***** Data *****
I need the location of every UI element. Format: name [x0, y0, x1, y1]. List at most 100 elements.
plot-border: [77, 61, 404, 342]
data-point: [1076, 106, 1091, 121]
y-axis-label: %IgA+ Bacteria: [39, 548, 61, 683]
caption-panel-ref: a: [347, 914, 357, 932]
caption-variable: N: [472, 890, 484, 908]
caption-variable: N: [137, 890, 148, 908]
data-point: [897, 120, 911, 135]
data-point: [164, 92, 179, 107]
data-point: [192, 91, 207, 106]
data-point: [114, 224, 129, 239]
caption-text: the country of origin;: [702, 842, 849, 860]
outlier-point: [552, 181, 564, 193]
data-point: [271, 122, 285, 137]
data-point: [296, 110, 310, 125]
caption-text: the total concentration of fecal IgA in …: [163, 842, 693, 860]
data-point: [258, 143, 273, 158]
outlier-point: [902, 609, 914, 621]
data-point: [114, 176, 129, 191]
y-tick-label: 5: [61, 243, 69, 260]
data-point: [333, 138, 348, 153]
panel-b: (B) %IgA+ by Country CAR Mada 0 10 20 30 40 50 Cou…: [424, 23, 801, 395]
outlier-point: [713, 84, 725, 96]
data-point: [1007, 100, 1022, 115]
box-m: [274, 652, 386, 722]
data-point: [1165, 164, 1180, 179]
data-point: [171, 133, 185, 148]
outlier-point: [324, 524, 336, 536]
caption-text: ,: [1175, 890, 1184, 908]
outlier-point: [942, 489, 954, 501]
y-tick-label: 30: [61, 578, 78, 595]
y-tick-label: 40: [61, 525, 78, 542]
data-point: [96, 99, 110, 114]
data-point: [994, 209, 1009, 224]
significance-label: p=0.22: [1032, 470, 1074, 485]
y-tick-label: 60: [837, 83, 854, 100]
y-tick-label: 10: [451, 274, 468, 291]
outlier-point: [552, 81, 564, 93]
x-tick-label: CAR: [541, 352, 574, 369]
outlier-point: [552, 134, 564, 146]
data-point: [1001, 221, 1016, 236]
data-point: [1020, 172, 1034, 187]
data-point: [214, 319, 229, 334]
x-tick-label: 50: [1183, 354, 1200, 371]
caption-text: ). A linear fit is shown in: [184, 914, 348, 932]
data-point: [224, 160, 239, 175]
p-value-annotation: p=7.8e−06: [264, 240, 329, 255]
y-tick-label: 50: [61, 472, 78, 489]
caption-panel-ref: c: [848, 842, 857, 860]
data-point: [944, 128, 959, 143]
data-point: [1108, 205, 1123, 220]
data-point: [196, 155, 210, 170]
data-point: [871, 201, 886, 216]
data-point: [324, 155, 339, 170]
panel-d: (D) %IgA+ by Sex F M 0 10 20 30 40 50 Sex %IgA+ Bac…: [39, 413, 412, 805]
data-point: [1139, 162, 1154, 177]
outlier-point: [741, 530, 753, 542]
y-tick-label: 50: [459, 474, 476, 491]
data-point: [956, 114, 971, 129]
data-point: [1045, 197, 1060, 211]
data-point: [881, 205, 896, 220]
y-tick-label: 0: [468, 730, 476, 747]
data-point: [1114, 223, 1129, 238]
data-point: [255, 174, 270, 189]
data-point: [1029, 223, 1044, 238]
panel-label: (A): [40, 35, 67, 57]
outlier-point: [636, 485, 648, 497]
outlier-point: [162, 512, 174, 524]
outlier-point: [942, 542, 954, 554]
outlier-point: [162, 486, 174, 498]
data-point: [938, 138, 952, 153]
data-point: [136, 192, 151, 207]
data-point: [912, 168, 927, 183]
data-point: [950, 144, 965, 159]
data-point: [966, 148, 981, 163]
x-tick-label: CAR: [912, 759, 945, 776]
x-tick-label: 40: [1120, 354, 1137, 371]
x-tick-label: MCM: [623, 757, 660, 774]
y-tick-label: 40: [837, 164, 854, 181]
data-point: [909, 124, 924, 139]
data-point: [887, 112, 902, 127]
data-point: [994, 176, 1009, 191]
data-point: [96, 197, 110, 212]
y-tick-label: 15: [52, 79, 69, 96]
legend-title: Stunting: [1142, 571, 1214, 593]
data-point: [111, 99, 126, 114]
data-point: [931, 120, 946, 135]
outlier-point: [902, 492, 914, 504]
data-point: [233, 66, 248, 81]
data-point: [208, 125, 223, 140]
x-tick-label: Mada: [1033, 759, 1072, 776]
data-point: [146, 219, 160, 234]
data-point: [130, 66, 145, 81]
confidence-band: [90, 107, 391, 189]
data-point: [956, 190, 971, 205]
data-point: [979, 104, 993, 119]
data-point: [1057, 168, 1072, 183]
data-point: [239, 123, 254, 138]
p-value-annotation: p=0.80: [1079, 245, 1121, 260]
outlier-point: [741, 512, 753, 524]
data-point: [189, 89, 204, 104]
*****
All lines in the listing above should be written out again exactly.

### Task response
I need the location of every UI element. Format: name [x0, y0, x1, y1]. List at most 100 elements.
plot-border: [77, 61, 404, 342]
data-point: [1076, 106, 1091, 121]
y-axis-label: %IgA+ Bacteria: [39, 548, 61, 683]
caption-panel-ref: a: [347, 914, 357, 932]
caption-variable: N: [472, 890, 484, 908]
caption-variable: N: [137, 890, 148, 908]
data-point: [897, 120, 911, 135]
data-point: [164, 92, 179, 107]
data-point: [192, 91, 207, 106]
data-point: [114, 224, 129, 239]
caption-text: the country of origin;: [702, 842, 849, 860]
outlier-point: [552, 181, 564, 193]
data-point: [271, 122, 285, 137]
data-point: [296, 110, 310, 125]
caption-text: the total concentration of fecal IgA in …: [163, 842, 693, 860]
data-point: [258, 143, 273, 158]
outlier-point: [902, 609, 914, 621]
data-point: [114, 176, 129, 191]
y-tick-label: 5: [61, 243, 69, 260]
data-point: [333, 138, 348, 153]
panel-b: (B) %IgA+ by Country CAR Mada 0 10 20 30 40 50 Cou…: [424, 23, 801, 395]
outlier-point: [713, 84, 725, 96]
data-point: [1007, 100, 1022, 115]
box-m: [274, 652, 386, 722]
data-point: [1165, 164, 1180, 179]
data-point: [171, 133, 185, 148]
outlier-point: [324, 524, 336, 536]
caption-text: ,: [1175, 890, 1184, 908]
outlier-point: [942, 489, 954, 501]
y-tick-label: 30: [61, 578, 78, 595]
y-tick-label: 40: [61, 525, 78, 542]
data-point: [96, 99, 110, 114]
data-point: [994, 209, 1009, 224]
significance-label: p=0.22: [1032, 470, 1074, 485]
y-tick-label: 60: [837, 83, 854, 100]
y-tick-label: 10: [451, 274, 468, 291]
outlier-point: [552, 81, 564, 93]
x-tick-label: CAR: [541, 352, 574, 369]
outlier-point: [552, 134, 564, 146]
data-point: [1001, 221, 1016, 236]
data-point: [1020, 172, 1034, 187]
data-point: [214, 319, 229, 334]
x-tick-label: 50: [1183, 354, 1200, 371]
caption-text: ). A linear fit is shown in: [184, 914, 348, 932]
data-point: [224, 160, 239, 175]
p-value-annotation: p=7.8e−06: [264, 240, 329, 255]
y-tick-label: 50: [61, 472, 78, 489]
caption-panel-ref: c: [848, 842, 857, 860]
data-point: [944, 128, 959, 143]
data-point: [1108, 205, 1123, 220]
data-point: [196, 155, 210, 170]
data-point: [871, 201, 886, 216]
data-point: [324, 155, 339, 170]
panel-d: (D) %IgA+ by Sex F M 0 10 20 30 40 50 Sex %IgA+ Bac…: [39, 413, 412, 805]
data-point: [1139, 162, 1154, 177]
outlier-point: [741, 530, 753, 542]
y-tick-label: 50: [459, 474, 476, 491]
data-point: [956, 114, 971, 129]
data-point: [1045, 197, 1060, 211]
data-point: [881, 205, 896, 220]
y-tick-label: 0: [468, 730, 476, 747]
data-point: [1114, 223, 1129, 238]
data-point: [255, 174, 270, 189]
data-point: [1029, 223, 1044, 238]
panel-label: (A): [40, 35, 67, 57]
outlier-point: [636, 485, 648, 497]
outlier-point: [162, 512, 174, 524]
outlier-point: [942, 542, 954, 554]
outlier-point: [162, 486, 174, 498]
data-point: [938, 138, 952, 153]
data-point: [136, 192, 151, 207]
data-point: [912, 168, 927, 183]
data-point: [950, 144, 965, 159]
data-point: [966, 148, 981, 163]
x-tick-label: CAR: [912, 759, 945, 776]
x-tick-label: 40: [1120, 354, 1137, 371]
x-tick-label: MCM: [623, 757, 660, 774]
y-tick-label: 40: [837, 164, 854, 181]
data-point: [909, 124, 924, 139]
data-point: [887, 112, 902, 127]
data-point: [994, 176, 1009, 191]
data-point: [96, 197, 110, 212]
y-tick-label: 15: [52, 79, 69, 96]
legend-title: Stunting: [1142, 571, 1214, 593]
data-point: [111, 99, 126, 114]
data-point: [931, 120, 946, 135]
outlier-point: [902, 492, 914, 504]
data-point: [233, 66, 248, 81]
data-point: [208, 125, 223, 140]
x-tick-label: Mada: [1033, 759, 1072, 776]
data-point: [146, 219, 160, 234]
data-point: [130, 66, 145, 81]
confidence-band: [90, 107, 391, 189]
data-point: [956, 190, 971, 205]
data-point: [979, 104, 993, 119]
data-point: [1057, 168, 1072, 183]
data-point: [239, 123, 254, 138]
p-value-annotation: p=0.80: [1079, 245, 1121, 260]
outlier-point: [741, 512, 753, 524]
data-point: [189, 89, 204, 104]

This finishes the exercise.